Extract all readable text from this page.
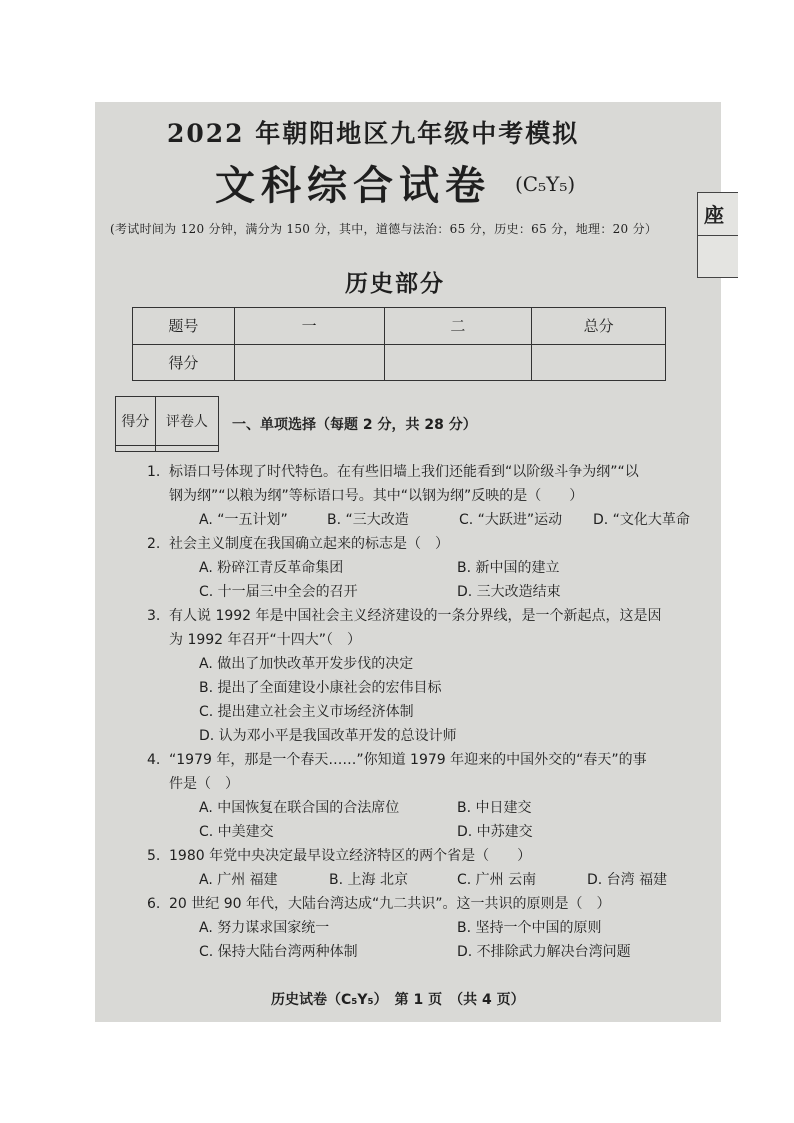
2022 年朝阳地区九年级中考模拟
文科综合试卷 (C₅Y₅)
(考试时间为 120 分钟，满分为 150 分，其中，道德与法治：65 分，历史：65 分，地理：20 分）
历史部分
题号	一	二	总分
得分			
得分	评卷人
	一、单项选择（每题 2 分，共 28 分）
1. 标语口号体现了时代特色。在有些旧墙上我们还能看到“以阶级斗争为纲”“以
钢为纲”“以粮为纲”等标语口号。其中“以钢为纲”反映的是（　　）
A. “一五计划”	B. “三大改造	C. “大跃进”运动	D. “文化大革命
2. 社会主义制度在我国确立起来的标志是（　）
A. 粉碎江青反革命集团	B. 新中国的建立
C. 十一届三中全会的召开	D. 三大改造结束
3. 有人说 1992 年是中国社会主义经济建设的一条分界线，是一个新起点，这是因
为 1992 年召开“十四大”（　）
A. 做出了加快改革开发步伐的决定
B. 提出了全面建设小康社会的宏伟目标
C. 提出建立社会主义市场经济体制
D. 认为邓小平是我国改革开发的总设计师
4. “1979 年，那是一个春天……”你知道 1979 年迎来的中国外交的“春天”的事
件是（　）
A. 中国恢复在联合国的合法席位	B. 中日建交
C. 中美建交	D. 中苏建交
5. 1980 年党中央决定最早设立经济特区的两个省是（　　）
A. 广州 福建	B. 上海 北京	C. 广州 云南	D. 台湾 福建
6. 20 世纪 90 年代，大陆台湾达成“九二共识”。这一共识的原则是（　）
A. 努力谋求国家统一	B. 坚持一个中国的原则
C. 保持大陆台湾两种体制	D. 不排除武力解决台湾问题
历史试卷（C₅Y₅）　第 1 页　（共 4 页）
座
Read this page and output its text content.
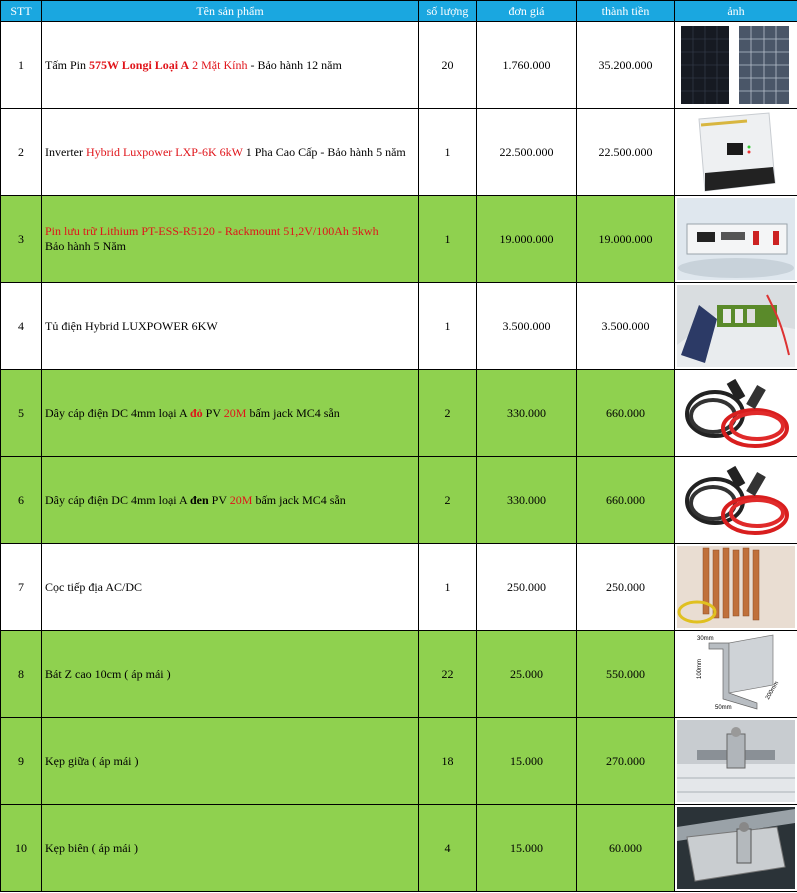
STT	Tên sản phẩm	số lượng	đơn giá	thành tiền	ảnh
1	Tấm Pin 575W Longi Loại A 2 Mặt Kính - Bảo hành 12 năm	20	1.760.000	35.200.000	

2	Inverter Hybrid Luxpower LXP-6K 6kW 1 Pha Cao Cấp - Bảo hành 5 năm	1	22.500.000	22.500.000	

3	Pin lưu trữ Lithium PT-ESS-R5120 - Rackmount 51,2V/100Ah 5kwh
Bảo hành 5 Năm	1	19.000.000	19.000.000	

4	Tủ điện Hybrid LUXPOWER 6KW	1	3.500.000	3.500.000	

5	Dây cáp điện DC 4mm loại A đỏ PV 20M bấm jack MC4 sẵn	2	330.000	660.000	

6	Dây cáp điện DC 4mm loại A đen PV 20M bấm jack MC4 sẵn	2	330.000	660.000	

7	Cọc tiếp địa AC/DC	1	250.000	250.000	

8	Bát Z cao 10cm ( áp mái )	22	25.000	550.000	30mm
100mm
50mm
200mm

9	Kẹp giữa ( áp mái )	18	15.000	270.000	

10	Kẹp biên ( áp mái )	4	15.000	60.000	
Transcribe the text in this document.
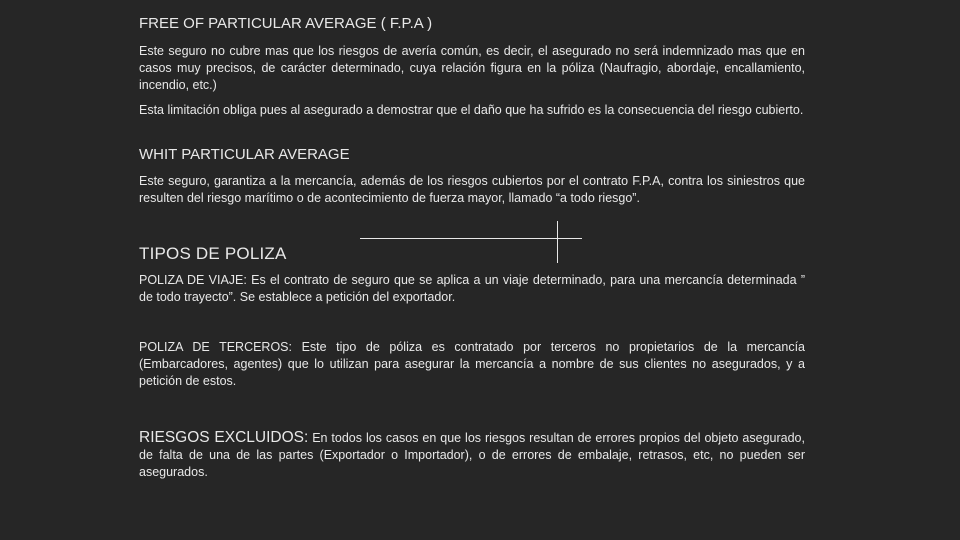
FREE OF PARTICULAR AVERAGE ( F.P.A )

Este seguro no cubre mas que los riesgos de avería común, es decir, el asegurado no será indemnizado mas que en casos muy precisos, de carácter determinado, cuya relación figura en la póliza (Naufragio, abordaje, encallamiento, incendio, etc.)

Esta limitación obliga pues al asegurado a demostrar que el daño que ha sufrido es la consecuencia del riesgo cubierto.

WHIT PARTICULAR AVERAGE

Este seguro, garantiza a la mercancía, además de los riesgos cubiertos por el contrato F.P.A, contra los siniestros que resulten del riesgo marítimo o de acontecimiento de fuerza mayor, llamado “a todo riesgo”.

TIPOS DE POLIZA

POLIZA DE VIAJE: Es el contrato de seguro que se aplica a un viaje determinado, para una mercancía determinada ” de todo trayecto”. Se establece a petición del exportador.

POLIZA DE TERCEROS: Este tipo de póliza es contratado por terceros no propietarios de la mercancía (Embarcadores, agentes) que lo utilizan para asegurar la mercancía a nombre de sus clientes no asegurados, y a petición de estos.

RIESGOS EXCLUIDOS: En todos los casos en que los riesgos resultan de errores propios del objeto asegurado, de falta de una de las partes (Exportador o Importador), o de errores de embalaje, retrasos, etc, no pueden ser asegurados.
☆ ☆ ☆ ☆ ☆ ☆ ☆
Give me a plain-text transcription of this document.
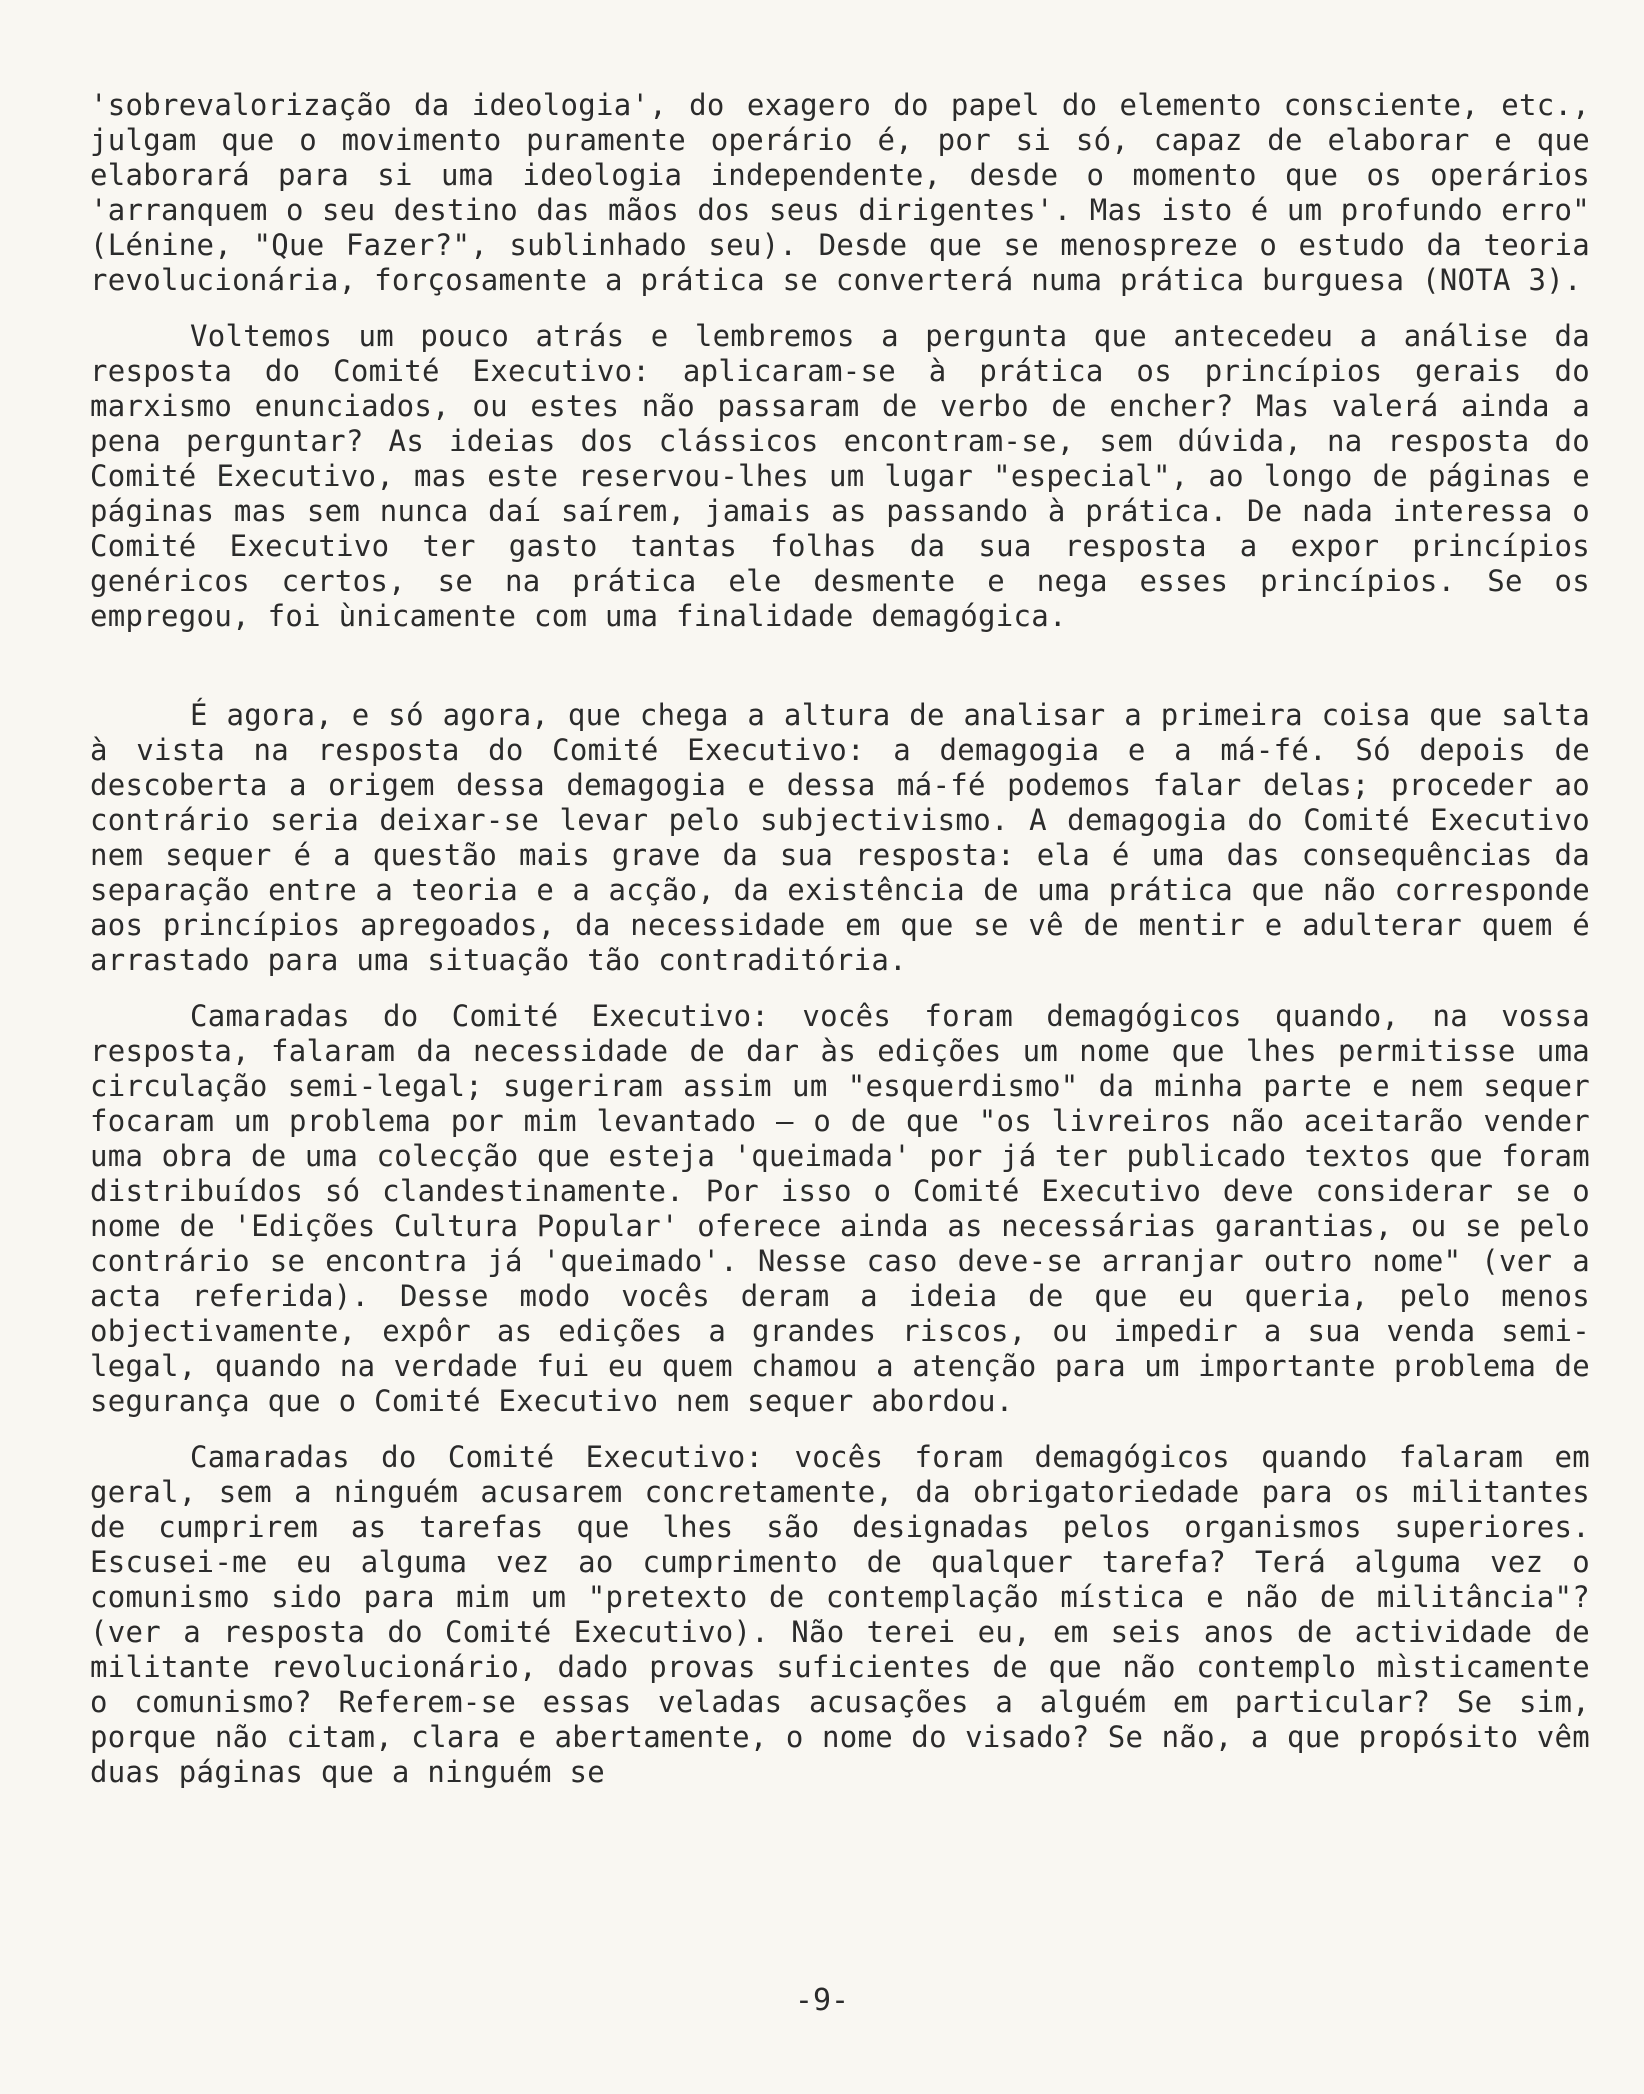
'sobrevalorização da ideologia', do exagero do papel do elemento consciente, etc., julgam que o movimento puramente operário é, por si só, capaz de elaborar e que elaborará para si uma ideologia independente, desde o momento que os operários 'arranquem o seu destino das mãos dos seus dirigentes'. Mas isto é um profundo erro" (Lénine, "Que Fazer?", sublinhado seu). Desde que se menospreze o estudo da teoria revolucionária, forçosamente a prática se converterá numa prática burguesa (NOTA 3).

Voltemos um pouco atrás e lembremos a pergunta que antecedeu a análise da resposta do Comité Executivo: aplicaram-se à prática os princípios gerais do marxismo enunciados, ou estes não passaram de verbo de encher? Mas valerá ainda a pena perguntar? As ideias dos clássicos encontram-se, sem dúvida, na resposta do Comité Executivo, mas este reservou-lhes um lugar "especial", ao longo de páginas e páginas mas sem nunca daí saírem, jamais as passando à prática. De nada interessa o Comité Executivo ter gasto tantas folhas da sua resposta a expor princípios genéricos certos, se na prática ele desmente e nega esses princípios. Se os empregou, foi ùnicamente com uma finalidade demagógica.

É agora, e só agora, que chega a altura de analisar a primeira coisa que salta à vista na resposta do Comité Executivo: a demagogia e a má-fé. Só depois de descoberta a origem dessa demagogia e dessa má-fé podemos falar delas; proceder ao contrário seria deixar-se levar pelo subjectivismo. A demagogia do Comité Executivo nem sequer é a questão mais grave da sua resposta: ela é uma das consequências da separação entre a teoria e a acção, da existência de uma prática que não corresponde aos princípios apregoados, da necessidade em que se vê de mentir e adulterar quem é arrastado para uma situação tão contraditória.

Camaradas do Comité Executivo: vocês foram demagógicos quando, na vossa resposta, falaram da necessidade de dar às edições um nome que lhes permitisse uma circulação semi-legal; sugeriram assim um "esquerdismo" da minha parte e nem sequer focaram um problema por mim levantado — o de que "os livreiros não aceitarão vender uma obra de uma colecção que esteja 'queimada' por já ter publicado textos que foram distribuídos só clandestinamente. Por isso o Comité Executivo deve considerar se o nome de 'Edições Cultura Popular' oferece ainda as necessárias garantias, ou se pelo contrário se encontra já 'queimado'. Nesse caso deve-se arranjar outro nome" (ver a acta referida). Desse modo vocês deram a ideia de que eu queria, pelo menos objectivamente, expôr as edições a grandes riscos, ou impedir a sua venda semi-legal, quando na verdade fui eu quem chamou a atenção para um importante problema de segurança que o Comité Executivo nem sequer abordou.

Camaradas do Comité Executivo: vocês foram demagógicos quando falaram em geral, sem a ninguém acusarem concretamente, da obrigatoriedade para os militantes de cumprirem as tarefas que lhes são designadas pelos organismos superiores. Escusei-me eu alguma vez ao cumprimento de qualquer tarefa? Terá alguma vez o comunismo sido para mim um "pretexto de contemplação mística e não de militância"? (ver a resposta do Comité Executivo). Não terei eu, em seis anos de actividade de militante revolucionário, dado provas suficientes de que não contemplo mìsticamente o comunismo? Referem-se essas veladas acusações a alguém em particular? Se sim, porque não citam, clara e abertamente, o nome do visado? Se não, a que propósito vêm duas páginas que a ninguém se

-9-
☆ ☆ ☆ ☆ ☆ ☆ ☆
■ YOUR GOAL
Among the lines above, how many contain the string "page"? State the number alone.

■ RESPONSE
2